Work instruction. Give only a number in reply. It should be how many lines in the records contain the string "population".

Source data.
○ ○ ○ ○

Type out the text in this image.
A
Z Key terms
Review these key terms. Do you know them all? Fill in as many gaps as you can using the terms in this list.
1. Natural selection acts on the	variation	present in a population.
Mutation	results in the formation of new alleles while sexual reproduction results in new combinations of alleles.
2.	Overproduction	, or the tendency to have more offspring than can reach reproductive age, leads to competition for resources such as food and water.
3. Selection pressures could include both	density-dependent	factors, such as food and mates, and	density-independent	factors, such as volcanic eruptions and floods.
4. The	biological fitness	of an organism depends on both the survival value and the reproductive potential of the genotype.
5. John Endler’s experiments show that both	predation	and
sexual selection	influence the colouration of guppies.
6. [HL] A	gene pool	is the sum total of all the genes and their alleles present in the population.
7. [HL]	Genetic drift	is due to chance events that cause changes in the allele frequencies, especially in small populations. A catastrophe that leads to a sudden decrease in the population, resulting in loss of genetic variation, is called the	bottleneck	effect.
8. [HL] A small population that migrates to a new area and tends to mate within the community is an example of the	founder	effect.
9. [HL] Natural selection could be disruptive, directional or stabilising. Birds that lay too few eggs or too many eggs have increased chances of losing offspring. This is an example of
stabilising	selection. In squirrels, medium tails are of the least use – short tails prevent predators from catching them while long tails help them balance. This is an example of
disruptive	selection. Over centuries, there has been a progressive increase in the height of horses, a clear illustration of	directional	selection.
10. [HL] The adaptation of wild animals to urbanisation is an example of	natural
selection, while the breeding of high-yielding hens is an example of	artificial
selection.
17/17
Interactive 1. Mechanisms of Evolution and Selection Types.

○ ○ ○ ○

Result of this task. 4